▶ [INSTRUCTIONS FOR THE TASK] Give the material once more, word for word, without any images.

▶ [DATA SUPPLIED]
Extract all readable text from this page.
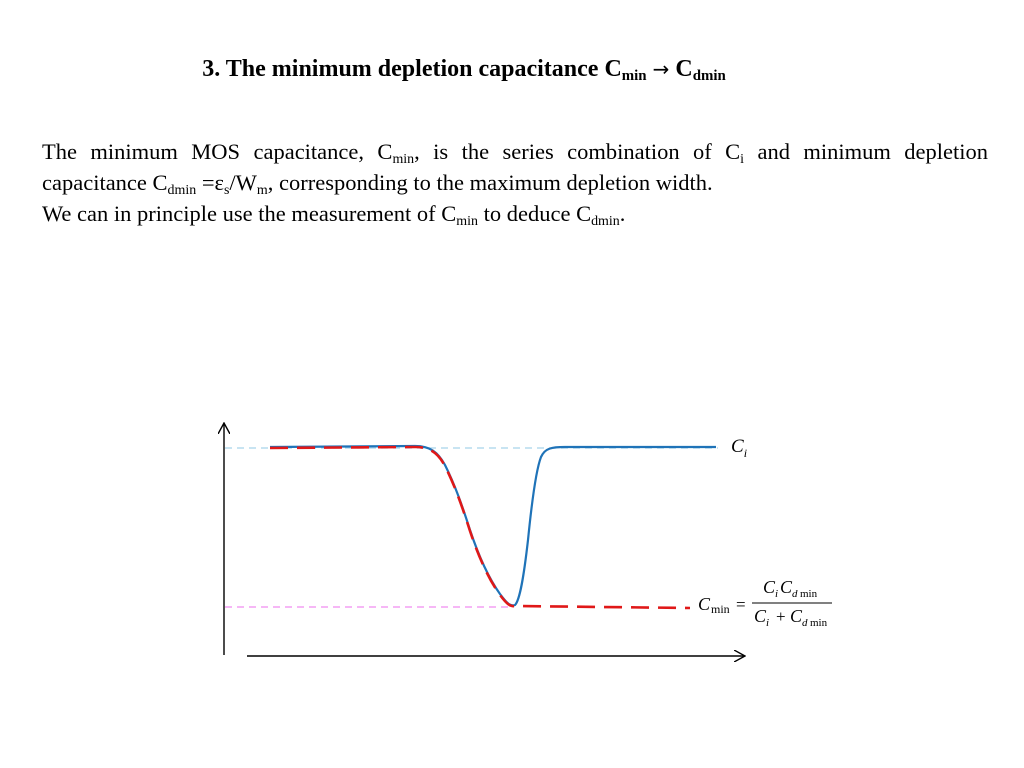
3. The minimum depletion capacitance $C_{min} \to C_{dmin}$
The minimum MOS capacitance, $C_{min}$, is the series combination of $C_i$ and minimum depletion capacitance $C_{dmin} =\varepsilon_s/W_m$, corresponding to the maximum depletion width.
We can in principle use the measurement of $C_{min}$ to deduce $C_{dmin}$.
$C_i$
C min =
C i C d min
C i + C d min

▶ [RESPONSE TO THIS EXERCISE]
Extract all readable text from this page.
3. The minimum depletion capacitance $C_{min} \to C_{dmin}$
The minimum MOS capacitance, $C_{min}$, is the series combination of $C_i$ and minimum depletion capacitance $C_{dmin} =\varepsilon_s/W_m$, corresponding to the maximum depletion width.
We can in principle use the measurement of $C_{min}$ to deduce $C_{dmin}$.
$C_i$
C min =
C i C d min
C i + C d min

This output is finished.